▸ Task to complete
Copy out each line of the data holding "xlabel".
--- begin ---
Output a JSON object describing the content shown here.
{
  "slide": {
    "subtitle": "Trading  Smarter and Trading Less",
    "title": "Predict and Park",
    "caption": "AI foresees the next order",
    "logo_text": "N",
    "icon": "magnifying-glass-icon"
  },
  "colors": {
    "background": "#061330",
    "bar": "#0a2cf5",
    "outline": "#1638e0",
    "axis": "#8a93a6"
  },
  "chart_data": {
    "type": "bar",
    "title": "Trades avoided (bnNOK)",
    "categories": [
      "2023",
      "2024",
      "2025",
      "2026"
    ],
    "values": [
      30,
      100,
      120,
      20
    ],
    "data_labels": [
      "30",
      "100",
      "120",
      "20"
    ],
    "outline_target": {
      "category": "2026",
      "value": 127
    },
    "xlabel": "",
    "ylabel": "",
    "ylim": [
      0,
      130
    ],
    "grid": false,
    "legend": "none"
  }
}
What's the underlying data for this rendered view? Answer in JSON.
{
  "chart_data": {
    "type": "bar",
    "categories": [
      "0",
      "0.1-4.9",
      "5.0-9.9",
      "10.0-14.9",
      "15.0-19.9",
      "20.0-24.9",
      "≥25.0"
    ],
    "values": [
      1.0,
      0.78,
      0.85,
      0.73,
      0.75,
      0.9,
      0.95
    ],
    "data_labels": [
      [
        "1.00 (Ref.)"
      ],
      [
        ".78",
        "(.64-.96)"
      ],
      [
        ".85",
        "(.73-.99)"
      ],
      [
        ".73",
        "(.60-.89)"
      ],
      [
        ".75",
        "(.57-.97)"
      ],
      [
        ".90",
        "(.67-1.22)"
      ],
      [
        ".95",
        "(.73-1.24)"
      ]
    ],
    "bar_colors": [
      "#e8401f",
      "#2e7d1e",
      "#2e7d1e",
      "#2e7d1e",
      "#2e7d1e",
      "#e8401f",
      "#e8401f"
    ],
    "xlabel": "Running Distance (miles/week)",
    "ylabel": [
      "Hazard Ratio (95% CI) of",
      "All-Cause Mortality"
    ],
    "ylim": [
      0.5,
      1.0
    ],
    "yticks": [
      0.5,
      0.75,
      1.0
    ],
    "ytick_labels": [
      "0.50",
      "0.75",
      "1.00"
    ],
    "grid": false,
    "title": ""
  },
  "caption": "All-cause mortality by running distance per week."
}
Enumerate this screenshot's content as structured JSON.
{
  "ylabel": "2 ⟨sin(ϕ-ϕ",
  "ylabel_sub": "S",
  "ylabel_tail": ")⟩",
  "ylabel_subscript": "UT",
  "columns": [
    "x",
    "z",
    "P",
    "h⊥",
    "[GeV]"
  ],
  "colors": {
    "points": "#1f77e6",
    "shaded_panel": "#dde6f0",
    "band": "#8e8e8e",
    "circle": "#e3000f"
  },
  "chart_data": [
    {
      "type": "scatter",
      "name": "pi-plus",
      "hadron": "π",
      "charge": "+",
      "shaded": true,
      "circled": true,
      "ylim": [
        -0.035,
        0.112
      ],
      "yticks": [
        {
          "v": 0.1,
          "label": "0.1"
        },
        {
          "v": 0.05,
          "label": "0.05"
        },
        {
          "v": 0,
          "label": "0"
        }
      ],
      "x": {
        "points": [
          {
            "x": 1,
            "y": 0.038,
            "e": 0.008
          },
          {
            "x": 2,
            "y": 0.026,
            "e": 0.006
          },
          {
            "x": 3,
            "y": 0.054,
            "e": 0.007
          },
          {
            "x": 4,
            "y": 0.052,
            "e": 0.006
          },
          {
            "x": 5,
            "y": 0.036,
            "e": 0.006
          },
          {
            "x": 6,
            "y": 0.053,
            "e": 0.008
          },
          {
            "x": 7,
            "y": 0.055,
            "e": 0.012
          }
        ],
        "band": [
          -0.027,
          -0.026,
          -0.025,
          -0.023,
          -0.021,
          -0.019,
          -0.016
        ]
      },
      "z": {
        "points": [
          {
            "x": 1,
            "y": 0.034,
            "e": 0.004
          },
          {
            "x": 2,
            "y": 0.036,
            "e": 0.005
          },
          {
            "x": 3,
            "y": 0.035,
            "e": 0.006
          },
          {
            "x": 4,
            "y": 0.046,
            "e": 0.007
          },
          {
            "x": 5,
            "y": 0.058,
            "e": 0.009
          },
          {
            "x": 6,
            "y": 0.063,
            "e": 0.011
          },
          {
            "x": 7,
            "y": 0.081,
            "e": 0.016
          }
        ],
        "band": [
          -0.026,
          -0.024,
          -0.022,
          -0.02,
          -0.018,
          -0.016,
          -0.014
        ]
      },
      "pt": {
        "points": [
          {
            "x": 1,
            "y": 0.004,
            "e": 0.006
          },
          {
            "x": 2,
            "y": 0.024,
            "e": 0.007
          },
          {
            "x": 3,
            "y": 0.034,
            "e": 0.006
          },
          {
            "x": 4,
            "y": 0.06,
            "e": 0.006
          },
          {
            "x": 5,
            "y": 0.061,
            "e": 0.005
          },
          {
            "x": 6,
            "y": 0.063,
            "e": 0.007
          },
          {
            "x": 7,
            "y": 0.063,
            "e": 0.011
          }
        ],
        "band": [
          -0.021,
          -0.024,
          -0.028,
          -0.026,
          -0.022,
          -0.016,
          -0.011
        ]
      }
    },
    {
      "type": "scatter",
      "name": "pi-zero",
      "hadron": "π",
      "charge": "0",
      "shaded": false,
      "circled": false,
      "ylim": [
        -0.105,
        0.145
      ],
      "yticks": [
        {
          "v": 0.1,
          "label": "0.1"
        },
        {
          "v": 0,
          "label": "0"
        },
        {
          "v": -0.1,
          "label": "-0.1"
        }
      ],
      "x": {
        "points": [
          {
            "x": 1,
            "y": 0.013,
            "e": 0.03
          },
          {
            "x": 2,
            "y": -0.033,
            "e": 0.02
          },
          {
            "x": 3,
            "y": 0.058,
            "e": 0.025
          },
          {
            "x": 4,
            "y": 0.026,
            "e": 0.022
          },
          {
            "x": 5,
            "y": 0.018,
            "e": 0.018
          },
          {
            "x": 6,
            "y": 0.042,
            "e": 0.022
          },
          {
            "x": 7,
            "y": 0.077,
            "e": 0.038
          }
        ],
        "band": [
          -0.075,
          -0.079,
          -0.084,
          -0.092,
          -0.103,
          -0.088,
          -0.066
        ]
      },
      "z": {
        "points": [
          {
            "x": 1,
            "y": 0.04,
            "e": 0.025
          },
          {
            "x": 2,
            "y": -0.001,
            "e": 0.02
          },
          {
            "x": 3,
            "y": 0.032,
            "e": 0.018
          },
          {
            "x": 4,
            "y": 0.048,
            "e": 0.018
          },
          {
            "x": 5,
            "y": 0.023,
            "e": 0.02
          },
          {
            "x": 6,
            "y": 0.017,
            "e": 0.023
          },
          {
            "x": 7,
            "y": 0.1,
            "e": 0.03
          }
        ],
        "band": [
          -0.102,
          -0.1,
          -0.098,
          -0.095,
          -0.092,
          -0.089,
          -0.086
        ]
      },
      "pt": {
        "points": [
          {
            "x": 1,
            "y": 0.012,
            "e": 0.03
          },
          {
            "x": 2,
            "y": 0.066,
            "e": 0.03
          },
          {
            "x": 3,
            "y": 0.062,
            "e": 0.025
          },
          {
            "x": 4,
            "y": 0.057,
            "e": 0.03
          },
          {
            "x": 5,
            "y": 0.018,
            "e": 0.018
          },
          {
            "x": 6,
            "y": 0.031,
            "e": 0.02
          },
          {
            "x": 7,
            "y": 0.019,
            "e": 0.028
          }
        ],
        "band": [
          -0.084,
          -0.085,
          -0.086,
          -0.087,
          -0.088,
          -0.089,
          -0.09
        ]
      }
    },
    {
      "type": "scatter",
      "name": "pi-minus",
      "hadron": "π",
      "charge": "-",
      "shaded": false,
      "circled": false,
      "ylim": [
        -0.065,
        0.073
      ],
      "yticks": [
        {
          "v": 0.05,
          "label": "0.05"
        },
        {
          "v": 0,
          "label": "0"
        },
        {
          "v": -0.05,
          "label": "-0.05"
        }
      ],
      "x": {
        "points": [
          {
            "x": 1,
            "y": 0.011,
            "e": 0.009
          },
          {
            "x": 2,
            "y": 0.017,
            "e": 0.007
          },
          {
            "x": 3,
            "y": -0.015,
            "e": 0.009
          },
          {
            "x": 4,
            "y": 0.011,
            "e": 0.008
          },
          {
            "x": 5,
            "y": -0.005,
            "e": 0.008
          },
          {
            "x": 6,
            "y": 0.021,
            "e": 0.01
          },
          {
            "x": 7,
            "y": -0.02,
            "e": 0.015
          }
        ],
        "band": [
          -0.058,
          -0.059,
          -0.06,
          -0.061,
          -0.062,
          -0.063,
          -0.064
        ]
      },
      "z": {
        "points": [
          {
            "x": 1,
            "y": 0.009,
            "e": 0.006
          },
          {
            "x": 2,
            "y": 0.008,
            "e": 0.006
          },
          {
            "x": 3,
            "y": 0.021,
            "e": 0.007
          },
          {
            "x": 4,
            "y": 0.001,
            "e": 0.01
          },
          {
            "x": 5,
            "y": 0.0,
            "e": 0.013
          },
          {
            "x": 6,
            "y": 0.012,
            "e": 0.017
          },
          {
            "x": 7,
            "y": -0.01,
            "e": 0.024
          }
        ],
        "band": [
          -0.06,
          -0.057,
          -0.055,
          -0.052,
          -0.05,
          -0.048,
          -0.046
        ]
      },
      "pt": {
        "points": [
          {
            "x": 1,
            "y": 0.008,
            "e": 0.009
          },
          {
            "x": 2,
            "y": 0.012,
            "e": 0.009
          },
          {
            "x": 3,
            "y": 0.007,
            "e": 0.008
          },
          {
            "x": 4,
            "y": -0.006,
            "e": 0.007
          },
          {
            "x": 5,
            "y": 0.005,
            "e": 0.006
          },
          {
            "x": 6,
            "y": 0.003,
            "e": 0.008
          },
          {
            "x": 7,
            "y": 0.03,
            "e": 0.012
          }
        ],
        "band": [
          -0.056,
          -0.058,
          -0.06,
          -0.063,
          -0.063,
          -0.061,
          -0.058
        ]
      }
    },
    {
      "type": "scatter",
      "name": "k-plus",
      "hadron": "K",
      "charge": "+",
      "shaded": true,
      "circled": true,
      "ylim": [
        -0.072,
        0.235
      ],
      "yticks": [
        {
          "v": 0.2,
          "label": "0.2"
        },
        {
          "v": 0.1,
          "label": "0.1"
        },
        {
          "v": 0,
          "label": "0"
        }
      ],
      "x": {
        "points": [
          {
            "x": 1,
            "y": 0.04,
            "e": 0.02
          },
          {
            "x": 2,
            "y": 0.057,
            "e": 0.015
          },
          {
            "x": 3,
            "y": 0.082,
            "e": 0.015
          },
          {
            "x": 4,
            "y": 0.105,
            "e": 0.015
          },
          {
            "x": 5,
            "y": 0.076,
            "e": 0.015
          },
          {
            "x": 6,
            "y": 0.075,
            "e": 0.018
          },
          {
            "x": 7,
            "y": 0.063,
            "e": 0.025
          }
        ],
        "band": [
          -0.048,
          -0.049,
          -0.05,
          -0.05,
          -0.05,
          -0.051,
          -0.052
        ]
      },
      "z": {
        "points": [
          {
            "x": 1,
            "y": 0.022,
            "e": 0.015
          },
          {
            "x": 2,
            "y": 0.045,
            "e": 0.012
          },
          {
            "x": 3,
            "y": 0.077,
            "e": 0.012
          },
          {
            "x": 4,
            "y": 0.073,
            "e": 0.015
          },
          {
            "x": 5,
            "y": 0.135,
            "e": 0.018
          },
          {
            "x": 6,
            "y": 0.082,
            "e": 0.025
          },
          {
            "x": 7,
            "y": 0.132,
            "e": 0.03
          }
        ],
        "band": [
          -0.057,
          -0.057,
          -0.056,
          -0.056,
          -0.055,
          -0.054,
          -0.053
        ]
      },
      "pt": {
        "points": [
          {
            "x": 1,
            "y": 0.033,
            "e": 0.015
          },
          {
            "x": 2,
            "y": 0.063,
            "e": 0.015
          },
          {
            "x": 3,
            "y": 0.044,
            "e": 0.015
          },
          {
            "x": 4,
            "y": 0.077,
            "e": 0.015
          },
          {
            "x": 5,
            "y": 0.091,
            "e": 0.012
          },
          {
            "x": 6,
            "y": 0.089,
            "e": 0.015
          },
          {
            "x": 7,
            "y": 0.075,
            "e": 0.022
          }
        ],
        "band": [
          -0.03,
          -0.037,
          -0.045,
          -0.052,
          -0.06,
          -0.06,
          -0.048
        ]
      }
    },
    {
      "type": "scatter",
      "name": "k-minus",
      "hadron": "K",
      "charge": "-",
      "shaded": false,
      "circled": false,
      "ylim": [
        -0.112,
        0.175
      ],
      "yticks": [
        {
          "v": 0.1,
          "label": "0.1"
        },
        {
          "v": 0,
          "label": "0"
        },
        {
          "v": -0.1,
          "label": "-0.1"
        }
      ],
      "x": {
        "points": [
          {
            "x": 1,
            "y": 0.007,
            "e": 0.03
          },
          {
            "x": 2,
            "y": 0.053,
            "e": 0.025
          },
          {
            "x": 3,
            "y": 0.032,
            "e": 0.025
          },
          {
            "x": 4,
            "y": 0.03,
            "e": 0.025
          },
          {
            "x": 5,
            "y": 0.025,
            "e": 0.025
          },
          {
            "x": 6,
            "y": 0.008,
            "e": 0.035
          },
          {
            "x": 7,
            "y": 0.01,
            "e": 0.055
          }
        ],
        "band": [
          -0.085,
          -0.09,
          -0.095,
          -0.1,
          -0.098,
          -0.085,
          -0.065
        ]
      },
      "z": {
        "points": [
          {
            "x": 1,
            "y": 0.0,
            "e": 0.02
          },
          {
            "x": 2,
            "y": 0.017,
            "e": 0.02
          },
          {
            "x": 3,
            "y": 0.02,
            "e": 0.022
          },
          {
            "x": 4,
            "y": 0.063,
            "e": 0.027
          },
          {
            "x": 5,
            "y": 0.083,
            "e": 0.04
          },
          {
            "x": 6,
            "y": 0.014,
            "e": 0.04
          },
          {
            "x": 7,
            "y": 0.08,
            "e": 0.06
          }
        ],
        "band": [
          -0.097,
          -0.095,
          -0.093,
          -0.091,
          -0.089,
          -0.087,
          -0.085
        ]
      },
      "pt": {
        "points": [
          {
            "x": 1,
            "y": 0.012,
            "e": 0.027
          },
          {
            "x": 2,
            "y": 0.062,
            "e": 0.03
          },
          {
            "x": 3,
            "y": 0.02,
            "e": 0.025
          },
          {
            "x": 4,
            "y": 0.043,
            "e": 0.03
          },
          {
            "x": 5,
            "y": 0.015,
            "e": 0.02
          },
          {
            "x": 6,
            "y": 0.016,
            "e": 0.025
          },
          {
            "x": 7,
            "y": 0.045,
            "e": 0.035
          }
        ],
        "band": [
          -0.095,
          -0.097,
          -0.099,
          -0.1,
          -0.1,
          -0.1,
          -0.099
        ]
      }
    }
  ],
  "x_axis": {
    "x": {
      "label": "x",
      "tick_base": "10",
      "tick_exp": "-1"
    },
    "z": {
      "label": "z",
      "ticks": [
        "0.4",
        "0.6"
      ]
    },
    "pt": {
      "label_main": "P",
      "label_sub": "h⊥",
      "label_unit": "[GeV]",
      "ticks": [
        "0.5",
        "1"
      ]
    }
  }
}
--- end ---
▸ Complete output
    "xlabel": "",
    "xlabel": "Running Distance (miles/week)",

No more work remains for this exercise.